-- Instruction --
Reproduce the records below verbatim, from their first line through the line that contains "tree-item-label: utils <box>72", including both of those lines.

-- Listed entries --

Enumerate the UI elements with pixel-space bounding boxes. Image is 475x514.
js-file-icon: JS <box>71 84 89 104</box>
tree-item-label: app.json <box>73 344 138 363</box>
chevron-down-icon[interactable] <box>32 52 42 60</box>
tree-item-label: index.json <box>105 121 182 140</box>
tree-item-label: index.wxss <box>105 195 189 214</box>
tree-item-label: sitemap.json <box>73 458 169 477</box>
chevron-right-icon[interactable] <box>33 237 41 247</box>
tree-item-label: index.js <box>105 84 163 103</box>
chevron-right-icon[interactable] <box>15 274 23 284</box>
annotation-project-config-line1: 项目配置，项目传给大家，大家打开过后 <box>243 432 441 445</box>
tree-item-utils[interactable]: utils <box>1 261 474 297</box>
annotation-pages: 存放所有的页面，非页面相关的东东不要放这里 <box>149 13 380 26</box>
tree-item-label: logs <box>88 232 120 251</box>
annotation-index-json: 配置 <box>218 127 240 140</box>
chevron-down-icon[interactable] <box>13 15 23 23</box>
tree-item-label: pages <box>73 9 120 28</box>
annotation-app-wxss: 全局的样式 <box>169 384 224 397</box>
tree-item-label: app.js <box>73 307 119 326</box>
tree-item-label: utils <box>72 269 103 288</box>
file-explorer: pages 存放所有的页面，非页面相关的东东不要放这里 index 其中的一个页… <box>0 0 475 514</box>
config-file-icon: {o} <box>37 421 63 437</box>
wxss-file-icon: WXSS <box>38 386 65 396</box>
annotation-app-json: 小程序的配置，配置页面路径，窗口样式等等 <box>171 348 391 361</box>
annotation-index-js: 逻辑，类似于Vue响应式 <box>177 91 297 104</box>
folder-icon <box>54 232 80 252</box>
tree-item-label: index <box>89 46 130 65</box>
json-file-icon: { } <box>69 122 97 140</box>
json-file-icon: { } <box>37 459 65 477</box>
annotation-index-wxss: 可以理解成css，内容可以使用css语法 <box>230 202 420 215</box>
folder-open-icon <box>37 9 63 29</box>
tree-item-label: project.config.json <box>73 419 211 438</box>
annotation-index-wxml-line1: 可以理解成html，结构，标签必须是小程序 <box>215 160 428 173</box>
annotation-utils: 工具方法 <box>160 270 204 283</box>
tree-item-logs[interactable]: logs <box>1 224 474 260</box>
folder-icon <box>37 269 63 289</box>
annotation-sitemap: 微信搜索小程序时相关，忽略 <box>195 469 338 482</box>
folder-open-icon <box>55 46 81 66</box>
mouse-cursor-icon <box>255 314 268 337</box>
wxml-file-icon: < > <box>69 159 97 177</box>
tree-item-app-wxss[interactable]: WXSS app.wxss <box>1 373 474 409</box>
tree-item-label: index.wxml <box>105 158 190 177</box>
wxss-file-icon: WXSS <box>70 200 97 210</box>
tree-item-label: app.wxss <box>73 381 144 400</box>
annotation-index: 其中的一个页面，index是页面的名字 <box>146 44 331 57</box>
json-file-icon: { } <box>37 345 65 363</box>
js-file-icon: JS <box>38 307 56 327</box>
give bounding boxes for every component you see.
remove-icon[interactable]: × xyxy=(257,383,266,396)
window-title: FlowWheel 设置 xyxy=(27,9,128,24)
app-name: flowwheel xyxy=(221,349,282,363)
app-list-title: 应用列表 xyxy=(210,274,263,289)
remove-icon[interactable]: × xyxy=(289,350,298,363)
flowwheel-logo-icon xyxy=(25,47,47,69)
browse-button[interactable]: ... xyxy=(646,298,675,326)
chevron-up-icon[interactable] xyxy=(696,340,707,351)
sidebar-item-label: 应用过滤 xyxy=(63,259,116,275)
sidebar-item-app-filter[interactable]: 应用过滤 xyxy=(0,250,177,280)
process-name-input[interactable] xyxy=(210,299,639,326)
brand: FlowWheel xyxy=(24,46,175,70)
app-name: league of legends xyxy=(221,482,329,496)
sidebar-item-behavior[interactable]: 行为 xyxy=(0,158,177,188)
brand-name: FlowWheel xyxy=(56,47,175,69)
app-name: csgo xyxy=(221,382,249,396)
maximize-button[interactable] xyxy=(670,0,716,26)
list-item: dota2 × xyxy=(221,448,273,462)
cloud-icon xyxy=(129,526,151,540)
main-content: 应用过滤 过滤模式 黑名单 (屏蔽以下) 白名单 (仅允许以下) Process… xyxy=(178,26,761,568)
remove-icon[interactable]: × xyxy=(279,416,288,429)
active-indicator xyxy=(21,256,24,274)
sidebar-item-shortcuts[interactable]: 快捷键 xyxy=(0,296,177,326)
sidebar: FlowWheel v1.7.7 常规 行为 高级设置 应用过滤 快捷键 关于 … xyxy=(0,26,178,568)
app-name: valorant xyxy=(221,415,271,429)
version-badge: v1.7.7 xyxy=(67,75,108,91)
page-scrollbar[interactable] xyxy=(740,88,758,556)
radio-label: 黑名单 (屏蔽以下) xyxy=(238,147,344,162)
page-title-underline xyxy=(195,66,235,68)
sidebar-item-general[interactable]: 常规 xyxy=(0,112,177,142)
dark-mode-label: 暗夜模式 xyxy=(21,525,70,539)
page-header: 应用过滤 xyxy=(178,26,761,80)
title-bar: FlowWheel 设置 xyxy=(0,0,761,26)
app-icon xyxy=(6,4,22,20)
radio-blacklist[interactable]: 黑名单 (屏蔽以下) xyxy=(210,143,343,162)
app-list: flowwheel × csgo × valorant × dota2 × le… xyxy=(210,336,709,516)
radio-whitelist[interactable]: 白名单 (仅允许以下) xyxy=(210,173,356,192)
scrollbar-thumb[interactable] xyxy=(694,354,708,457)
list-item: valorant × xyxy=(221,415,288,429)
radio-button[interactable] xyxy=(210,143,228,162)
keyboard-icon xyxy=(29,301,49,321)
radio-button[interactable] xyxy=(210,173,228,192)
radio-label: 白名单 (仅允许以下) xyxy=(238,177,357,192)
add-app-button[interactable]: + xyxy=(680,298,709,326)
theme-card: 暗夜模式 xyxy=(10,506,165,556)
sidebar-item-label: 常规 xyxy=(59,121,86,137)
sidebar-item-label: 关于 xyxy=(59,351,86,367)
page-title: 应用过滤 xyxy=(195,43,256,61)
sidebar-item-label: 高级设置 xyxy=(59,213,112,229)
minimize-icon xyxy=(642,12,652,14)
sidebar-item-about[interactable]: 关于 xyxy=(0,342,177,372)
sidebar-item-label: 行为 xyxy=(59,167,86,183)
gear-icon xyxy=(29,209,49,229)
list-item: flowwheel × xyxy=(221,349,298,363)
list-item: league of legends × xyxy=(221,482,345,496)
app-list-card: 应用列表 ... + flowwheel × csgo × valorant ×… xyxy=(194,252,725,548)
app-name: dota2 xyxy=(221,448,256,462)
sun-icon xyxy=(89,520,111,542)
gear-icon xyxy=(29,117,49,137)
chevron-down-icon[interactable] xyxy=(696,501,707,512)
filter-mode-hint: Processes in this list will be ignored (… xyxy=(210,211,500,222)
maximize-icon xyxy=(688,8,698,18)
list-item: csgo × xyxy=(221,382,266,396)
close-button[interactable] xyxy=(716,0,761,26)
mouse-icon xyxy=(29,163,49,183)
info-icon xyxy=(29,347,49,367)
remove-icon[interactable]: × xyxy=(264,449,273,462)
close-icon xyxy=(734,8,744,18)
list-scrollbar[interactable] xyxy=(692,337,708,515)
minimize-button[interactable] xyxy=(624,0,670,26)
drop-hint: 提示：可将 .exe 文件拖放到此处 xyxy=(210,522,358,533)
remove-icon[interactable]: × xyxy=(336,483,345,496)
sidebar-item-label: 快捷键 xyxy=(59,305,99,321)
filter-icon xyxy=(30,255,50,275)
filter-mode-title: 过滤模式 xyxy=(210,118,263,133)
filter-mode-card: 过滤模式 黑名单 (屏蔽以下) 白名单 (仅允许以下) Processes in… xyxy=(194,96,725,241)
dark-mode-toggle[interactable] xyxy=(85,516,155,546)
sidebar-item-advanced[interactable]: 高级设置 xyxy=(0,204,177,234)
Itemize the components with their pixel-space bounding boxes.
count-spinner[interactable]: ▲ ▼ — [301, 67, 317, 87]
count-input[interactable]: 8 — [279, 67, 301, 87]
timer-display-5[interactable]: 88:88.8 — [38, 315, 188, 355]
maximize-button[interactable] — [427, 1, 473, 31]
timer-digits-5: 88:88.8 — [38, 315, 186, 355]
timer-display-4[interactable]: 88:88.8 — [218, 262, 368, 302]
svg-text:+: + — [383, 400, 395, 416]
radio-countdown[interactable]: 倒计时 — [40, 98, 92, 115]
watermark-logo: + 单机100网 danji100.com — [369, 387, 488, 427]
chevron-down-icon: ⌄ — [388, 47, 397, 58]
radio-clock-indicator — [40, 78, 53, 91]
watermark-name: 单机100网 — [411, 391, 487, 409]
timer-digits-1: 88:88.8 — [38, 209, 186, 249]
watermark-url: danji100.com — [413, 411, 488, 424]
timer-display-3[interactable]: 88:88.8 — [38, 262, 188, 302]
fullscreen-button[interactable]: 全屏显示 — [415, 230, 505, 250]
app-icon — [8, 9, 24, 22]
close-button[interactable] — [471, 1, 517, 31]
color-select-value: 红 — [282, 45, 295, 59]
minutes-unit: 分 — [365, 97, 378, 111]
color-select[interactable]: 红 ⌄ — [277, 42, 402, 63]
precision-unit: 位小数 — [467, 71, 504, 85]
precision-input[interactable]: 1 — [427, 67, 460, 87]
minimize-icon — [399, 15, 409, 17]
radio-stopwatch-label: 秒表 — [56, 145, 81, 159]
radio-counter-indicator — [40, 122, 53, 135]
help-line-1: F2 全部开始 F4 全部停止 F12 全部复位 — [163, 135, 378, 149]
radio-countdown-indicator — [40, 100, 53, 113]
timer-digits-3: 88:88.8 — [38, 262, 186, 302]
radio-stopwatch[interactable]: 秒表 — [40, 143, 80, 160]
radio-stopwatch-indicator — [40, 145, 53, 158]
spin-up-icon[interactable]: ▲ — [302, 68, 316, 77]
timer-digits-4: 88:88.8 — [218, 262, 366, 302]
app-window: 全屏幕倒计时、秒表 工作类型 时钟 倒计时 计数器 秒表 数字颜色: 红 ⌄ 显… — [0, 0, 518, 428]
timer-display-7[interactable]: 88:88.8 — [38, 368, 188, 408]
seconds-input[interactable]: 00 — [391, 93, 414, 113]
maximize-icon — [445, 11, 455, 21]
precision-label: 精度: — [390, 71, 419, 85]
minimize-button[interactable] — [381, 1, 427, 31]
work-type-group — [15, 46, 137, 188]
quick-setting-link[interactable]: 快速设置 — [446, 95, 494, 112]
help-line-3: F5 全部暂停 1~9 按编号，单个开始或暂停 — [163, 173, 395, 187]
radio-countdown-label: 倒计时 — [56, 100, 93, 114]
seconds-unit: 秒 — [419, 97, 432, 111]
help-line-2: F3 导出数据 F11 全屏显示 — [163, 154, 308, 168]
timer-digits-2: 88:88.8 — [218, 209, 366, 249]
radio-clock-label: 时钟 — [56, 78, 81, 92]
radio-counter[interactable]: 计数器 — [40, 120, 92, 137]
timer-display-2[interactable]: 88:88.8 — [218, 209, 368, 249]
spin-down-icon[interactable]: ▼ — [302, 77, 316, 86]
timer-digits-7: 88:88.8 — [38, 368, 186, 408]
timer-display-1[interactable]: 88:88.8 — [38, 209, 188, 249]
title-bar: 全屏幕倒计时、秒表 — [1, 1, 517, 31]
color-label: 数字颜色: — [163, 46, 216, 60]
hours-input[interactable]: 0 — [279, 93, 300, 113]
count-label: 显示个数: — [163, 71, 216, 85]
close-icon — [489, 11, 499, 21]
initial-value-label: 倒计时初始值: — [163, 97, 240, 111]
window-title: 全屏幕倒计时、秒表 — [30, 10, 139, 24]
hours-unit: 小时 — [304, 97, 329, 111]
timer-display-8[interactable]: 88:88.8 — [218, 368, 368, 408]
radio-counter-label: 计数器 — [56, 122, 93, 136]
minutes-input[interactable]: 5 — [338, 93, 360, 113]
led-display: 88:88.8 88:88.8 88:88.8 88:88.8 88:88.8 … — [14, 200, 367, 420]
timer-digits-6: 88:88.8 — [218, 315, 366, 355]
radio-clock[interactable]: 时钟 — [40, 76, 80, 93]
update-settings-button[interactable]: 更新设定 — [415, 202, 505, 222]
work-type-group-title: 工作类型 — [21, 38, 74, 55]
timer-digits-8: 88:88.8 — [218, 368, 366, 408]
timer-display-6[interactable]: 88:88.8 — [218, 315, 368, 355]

-- Response to this task --
Enumerate the UI elements with pixel-space bounding boxes. Image is 475x514.
js-file-icon: JS <box>71 84 89 104</box>
tree-item-label: app.json <box>73 344 138 363</box>
chevron-down-icon[interactable] <box>32 52 42 60</box>
tree-item-label: index.json <box>105 121 182 140</box>
tree-item-label: index.wxss <box>105 195 189 214</box>
tree-item-label: sitemap.json <box>73 458 169 477</box>
chevron-right-icon[interactable] <box>33 237 41 247</box>
tree-item-label: index.js <box>105 84 163 103</box>
chevron-right-icon[interactable] <box>15 274 23 284</box>
annotation-project-config-line1: 项目配置，项目传给大家，大家打开过后 <box>243 432 441 445</box>
tree-item-utils[interactable]: utils <box>1 261 474 297</box>
annotation-pages: 存放所有的页面，非页面相关的东东不要放这里 <box>149 13 380 26</box>
tree-item-label: logs <box>88 232 120 251</box>
annotation-index-json: 配置 <box>218 127 240 140</box>
chevron-down-icon[interactable] <box>13 15 23 23</box>
tree-item-label: pages <box>73 9 120 28</box>
annotation-app-wxss: 全局的样式 <box>169 384 224 397</box>
tree-item-label: app.js <box>73 307 119 326</box>
tree-item-label: utils <box>72 269 103 288</box>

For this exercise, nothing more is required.